> _PASSAGE_:
....................

An older woman who showed up at my mortuary awhile back is still firmly planted in my memory—partly because she appeared in my life the same day I scored my first paying comedy gig (a hundred smackeroos) and mostly because she is not the type that one forgets. The woman had the innate toughness of someone who has lived a long time in a short number of years—you could see it in her face. Nary a tear was shed as she looked me straight in the eye and shook my hand firmly. She had come to see me because her only daughter was dead.
I ushered Mrs. Smith into my office. She walked with the slightest of limps, hardly using the cane she carried. Her gray hair was wound into a tight bun and perched upon the top of her head like a bird’s nest in danger of falling off. She hefted her plump rear end into one of the chairs facing my desk, folded her hands on the top of my faux-mahogany desk, and began to talk.
Mrs. Smith’s daughter was only 40 years old. She had died due to complications of diabetes. She was the only child, and Mrs. Smith’s husband had died a number of years ago. That much she told me. She didn’t fill me in on the when, where, or how. She had relatives in Florida, where she was going to be moving as soon as she buried her daughter.
It had been a long, hard, trying road and she was glad it was over. Apparently, toward the end things had gotten pretty bad. “I used to look like Jane Fonda before my daughter got sick,” Mrs. Smith said. “Now look at me!” She laughed sharply and sat back in her chair, pleased with her joke. I had yet to speak, but knew we were going to get along fine.

....................

> _DATA SECTION_:
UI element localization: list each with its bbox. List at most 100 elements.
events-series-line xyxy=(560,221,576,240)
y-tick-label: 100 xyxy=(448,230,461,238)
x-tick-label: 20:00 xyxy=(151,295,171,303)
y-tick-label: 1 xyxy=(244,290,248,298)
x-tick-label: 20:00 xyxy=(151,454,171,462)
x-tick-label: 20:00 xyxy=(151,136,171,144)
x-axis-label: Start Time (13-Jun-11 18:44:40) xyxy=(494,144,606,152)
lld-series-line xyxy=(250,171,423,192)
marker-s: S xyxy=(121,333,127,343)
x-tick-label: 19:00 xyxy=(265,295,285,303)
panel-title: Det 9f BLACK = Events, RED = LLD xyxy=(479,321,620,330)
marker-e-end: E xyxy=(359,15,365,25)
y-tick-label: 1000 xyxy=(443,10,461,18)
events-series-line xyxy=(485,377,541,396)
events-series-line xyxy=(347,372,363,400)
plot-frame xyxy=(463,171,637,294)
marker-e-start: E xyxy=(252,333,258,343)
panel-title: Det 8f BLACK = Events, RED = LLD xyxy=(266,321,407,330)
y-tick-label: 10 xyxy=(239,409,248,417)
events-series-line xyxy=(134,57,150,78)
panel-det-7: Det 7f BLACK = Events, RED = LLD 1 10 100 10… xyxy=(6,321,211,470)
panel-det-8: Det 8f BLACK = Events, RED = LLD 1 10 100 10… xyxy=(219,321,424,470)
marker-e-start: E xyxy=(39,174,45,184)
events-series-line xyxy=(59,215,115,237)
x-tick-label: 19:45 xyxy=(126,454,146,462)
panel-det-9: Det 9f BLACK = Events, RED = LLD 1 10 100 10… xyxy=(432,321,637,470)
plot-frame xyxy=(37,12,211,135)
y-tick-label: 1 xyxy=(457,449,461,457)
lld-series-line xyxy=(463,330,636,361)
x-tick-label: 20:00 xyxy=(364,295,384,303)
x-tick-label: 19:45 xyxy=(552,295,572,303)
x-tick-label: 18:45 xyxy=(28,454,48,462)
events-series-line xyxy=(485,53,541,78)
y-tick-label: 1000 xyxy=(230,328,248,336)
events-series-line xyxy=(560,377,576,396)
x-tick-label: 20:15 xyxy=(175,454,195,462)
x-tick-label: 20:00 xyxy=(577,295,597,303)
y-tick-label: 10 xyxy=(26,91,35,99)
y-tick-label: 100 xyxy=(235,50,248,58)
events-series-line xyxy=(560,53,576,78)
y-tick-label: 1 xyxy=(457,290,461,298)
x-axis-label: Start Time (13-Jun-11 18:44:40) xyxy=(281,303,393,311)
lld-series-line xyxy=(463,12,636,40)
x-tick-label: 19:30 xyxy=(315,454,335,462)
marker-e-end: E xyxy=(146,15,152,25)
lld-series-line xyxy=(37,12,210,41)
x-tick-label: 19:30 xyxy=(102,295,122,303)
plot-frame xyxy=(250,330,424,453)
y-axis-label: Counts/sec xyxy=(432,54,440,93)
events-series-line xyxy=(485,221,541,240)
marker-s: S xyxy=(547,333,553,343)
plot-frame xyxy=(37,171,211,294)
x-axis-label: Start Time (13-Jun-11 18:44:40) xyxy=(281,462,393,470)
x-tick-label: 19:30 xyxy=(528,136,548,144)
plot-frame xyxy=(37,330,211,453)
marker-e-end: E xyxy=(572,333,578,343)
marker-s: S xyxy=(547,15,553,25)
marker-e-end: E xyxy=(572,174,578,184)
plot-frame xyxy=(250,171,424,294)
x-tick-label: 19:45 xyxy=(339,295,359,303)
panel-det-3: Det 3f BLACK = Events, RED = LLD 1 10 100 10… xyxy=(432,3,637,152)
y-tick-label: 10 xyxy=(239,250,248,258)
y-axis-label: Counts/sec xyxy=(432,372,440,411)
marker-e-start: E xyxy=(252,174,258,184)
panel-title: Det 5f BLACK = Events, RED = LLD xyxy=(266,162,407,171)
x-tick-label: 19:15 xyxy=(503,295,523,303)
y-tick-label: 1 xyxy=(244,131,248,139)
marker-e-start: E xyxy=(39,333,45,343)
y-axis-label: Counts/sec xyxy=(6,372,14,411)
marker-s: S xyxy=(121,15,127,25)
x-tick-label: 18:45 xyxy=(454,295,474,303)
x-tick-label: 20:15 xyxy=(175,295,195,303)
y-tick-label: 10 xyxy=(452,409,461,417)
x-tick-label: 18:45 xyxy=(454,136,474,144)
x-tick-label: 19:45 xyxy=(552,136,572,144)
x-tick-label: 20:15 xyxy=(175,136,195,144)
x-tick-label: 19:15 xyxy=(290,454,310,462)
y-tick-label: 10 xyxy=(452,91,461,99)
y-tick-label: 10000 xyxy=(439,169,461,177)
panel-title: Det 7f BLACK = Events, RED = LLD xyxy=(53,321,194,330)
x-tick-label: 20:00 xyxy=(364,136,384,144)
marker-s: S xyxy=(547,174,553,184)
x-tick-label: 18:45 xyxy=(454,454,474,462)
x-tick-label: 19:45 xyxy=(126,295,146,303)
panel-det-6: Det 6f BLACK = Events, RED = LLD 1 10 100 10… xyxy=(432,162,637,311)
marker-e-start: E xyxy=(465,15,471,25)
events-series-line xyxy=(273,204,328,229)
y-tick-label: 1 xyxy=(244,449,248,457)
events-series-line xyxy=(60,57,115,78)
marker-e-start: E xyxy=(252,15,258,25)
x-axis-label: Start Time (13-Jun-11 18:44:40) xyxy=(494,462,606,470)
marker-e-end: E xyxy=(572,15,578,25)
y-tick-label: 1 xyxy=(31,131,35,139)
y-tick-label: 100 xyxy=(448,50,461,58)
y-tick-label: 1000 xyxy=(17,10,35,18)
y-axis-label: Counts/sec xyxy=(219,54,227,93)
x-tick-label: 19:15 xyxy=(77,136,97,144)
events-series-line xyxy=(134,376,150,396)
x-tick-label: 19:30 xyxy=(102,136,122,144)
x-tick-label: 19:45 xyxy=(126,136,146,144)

....................

> _WORK TO COMPLETE_:
1. In the passage about Mrs. Smith's visit to the mortuary, what caused her daughter's death?
2. Pick up the account of Mrs. Smith's visit to the mortuary after its final sentence and carry it forward.

> _OUTPUTS IN ORDER_:
1. Complications of diabetes.

2.
“Mrs. Smith, can I get you a refreshment? Coffee, tea, mineral water, soda…Manhattan?”
“Finally! A man after my own heart! Knob Creek, three cubes, no peel,” she rasped.
“Would you like that shaken or stirred, Mrs. Bond?”
She cackled. “I don’t care as long as it has lots of booze in it!”
“The only kind I know how to make.”
Her stony façade cracked and the floodgates opened. Mrs. Smith started regaling me with stories about her youth, when she and her husband had been an acrobatics team for the circus. “How I got this damned limp!” she exclaimed, pointing into the air and then tapping her bum leg. Then she proceeded to tell me the story of the nasty fall that had ended her career and nearly killed her husband. It was a long drawn-out saga that ended with, “I wanted to stay with the circus and the only thing I could do was become the bearded lady. That’s when my husband developed an affection for the sauce.” She leaned over the desk, pointing her cigarette at me, and whispered conspiratorially, “Me too! But it hasn’t killed me, only pickled me.”
The tales went on and on. Tales about her daughter, family trips, and her career teaching gymnastics with a bum leg at her studio. I laughed along with her, all the while performing my job of taking notes and gathering information for the funeral service.
Mrs. Smith seemed to delight in throwing out cheesy one-liners about the death profession. such as “You’re the last person to let someone down!” and “I bet people are just dying to get in here!” Then she would give her sharp, biting laugh that ended in a coughing fit from a lifetime of chain smoking, a habit she continued while in my office. My ashtray overflowed with lipstick-printed slim cigarettes.
While we were making arrangements, she kept saying “There’s something I want to tell you that I can’t remember.” Then she would get sidetracked on her life’s story. By the end of all her stories I had managed to get all the funeral details hammered out.
Once again she said to me, “There’s something I want to tell you that I can’t remember.”
“That’s all right,” I told her. “I’ll go over the price agreement with you and if you remember later, you can call me.”
I discussed all the itemized charges on the price agreement and had gotten to the total when she burst out, “I know what I wanted to tell you!”
I raised my eyebrows.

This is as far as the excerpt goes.